Begin
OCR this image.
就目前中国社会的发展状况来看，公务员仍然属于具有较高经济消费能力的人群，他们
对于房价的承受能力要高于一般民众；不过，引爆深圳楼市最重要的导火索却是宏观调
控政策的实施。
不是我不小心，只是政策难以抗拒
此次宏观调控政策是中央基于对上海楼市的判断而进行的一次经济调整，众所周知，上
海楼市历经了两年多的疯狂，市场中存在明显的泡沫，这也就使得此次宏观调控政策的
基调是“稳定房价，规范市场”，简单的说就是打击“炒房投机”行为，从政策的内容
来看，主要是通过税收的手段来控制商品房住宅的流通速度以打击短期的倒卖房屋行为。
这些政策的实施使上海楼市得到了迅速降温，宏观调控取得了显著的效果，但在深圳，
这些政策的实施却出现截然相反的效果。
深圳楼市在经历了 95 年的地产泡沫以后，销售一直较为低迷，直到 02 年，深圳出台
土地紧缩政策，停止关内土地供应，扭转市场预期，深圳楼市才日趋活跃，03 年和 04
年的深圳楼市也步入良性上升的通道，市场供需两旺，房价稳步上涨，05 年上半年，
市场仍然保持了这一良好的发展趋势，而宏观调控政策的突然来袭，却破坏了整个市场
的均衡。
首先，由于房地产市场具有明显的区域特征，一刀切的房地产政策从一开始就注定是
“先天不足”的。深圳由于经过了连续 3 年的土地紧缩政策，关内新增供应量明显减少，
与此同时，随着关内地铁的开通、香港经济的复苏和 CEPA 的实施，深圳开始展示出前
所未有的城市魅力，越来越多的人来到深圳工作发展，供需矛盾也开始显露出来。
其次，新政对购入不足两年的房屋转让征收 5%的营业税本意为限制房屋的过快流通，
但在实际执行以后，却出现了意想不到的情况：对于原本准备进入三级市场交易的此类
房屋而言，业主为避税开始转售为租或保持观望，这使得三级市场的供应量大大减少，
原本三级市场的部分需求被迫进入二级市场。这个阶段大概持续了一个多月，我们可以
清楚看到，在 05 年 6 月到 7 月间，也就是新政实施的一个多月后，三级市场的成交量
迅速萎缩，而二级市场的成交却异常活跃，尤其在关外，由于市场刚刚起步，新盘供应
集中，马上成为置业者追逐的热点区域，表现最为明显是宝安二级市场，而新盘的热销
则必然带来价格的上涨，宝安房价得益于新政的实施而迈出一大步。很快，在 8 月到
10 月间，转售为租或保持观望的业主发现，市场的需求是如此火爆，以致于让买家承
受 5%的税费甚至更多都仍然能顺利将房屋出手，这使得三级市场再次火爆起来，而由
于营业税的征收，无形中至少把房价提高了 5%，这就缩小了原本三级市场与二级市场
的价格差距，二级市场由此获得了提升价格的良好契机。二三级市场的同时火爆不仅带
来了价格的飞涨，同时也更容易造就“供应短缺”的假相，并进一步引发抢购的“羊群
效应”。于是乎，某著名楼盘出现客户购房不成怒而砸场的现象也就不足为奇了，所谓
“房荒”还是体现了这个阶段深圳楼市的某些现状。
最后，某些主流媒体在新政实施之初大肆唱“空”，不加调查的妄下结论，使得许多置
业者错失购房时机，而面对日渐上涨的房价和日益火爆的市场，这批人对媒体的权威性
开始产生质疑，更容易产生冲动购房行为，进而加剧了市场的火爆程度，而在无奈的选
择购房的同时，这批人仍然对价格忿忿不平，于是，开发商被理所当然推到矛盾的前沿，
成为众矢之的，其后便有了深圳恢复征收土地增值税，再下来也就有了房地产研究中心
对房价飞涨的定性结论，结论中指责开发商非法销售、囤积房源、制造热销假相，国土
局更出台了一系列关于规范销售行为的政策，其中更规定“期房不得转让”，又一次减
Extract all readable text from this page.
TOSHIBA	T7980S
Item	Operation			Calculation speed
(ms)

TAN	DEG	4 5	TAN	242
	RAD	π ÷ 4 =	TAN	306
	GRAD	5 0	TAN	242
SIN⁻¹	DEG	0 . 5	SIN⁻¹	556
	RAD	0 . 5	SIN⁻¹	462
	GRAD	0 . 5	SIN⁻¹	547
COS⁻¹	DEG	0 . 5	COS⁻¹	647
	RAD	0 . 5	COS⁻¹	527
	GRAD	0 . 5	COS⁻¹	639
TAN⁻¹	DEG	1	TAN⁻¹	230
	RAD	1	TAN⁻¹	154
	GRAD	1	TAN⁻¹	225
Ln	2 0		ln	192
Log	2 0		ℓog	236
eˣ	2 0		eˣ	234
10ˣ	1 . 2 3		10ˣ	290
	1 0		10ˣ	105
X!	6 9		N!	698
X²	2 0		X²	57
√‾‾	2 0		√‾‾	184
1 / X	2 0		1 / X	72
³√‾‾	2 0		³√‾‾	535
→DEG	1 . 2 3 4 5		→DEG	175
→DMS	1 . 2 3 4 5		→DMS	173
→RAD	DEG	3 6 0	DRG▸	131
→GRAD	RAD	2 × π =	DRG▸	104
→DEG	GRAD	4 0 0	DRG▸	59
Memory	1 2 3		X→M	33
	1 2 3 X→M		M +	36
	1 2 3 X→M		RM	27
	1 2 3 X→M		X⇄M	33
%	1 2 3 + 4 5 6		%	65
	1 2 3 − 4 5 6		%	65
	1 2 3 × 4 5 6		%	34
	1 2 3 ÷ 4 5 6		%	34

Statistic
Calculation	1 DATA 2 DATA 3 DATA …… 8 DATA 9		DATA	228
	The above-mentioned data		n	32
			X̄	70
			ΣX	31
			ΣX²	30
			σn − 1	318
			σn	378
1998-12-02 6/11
End
REQUIRED TASK: Repeat the material word for word, in full.

RESULT OF THE TASK:
OCR this image.
就目前中国社会的发展状况来看，公务员仍然属于具有较高经济消费能力的人群，他们
对于房价的承受能力要高于一般民众；不过，引爆深圳楼市最重要的导火索却是宏观调
控政策的实施。
不是我不小心，只是政策难以抗拒
此次宏观调控政策是中央基于对上海楼市的判断而进行的一次经济调整，众所周知，上
海楼市历经了两年多的疯狂，市场中存在明显的泡沫，这也就使得此次宏观调控政策的
基调是“稳定房价，规范市场”，简单的说就是打击“炒房投机”行为，从政策的内容
来看，主要是通过税收的手段来控制商品房住宅的流通速度以打击短期的倒卖房屋行为。
这些政策的实施使上海楼市得到了迅速降温，宏观调控取得了显著的效果，但在深圳，
这些政策的实施却出现截然相反的效果。
深圳楼市在经历了 95 年的地产泡沫以后，销售一直较为低迷，直到 02 年，深圳出台
土地紧缩政策，停止关内土地供应，扭转市场预期，深圳楼市才日趋活跃，03 年和 04
年的深圳楼市也步入良性上升的通道，市场供需两旺，房价稳步上涨，05 年上半年，
市场仍然保持了这一良好的发展趋势，而宏观调控政策的突然来袭，却破坏了整个市场
的均衡。
首先，由于房地产市场具有明显的区域特征，一刀切的房地产政策从一开始就注定是
“先天不足”的。深圳由于经过了连续 3 年的土地紧缩政策，关内新增供应量明显减少，
与此同时，随着关内地铁的开通、香港经济的复苏和 CEPA 的实施，深圳开始展示出前
所未有的城市魅力，越来越多的人来到深圳工作发展，供需矛盾也开始显露出来。
其次，新政对购入不足两年的房屋转让征收 5%的营业税本意为限制房屋的过快流通，
但在实际执行以后，却出现了意想不到的情况：对于原本准备进入三级市场交易的此类
房屋而言，业主为避税开始转售为租或保持观望，这使得三级市场的供应量大大减少，
原本三级市场的部分需求被迫进入二级市场。这个阶段大概持续了一个多月，我们可以
清楚看到，在 05 年 6 月到 7 月间，也就是新政实施的一个多月后，三级市场的成交量
迅速萎缩，而二级市场的成交却异常活跃，尤其在关外，由于市场刚刚起步，新盘供应
集中，马上成为置业者追逐的热点区域，表现最为明显是宝安二级市场，而新盘的热销
则必然带来价格的上涨，宝安房价得益于新政的实施而迈出一大步。很快，在 8 月到
10 月间，转售为租或保持观望的业主发现，市场的需求是如此火爆，以致于让买家承
受 5%的税费甚至更多都仍然能顺利将房屋出手，这使得三级市场再次火爆起来，而由
于营业税的征收，无形中至少把房价提高了 5%，这就缩小了原本三级市场与二级市场
的价格差距，二级市场由此获得了提升价格的良好契机。二三级市场的同时火爆不仅带
来了价格的飞涨，同时也更容易造就“供应短缺”的假相，并进一步引发抢购的“羊群
效应”。于是乎，某著名楼盘出现客户购房不成怒而砸场的现象也就不足为奇了，所谓
“房荒”还是体现了这个阶段深圳楼市的某些现状。
最后，某些主流媒体在新政实施之初大肆唱“空”，不加调查的妄下结论，使得许多置
业者错失购房时机，而面对日渐上涨的房价和日益火爆的市场，这批人对媒体的权威性
开始产生质疑，更容易产生冲动购房行为，进而加剧了市场的火爆程度，而在无奈的选
择购房的同时，这批人仍然对价格忿忿不平，于是，开发商被理所当然推到矛盾的前沿，
成为众矢之的，其后便有了深圳恢复征收土地增值税，再下来也就有了房地产研究中心
对房价飞涨的定性结论，结论中指责开发商非法销售、囤积房源、制造热销假相，国土
局更出台了一系列关于规范销售行为的政策，其中更规定“期房不得转让”，又一次减
Extract all readable text from this page.
TOSHIBA	T7980S
Item	Operation			Calculation speed
(ms)

TAN	DEG	4 5	TAN	242
	RAD	π ÷ 4 =	TAN	306
	GRAD	5 0	TAN	242
SIN⁻¹	DEG	0 . 5	SIN⁻¹	556
	RAD	0 . 5	SIN⁻¹	462
	GRAD	0 . 5	SIN⁻¹	547
COS⁻¹	DEG	0 . 5	COS⁻¹	647
	RAD	0 . 5	COS⁻¹	527
	GRAD	0 . 5	COS⁻¹	639
TAN⁻¹	DEG	1	TAN⁻¹	230
	RAD	1	TAN⁻¹	154
	GRAD	1	TAN⁻¹	225
Ln	2 0		ln	192
Log	2 0		ℓog	236
eˣ	2 0		eˣ	234
10ˣ	1 . 2 3		10ˣ	290
	1 0		10ˣ	105
X!	6 9		N!	698
X²	2 0		X²	57
√‾‾	2 0		√‾‾	184
1 / X	2 0		1 / X	72
³√‾‾	2 0		³√‾‾	535
→DEG	1 . 2 3 4 5		→DEG	175
→DMS	1 . 2 3 4 5		→DMS	173
→RAD	DEG	3 6 0	DRG▸	131
→GRAD	RAD	2 × π =	DRG▸	104
→DEG	GRAD	4 0 0	DRG▸	59
Memory	1 2 3		X→M	33
	1 2 3 X→M		M +	36
	1 2 3 X→M		RM	27
	1 2 3 X→M		X⇄M	33
%	1 2 3 + 4 5 6		%	65
	1 2 3 − 4 5 6		%	65
	1 2 3 × 4 5 6		%	34
	1 2 3 ÷ 4 5 6		%	34

Statistic
Calculation	1 DATA 2 DATA 3 DATA …… 8 DATA 9		DATA	228
	The above-mentioned data		n	32
			X̄	70
			ΣX	31
			ΣX²	30
			σn − 1	318
			σn	378
1998-12-02 6/11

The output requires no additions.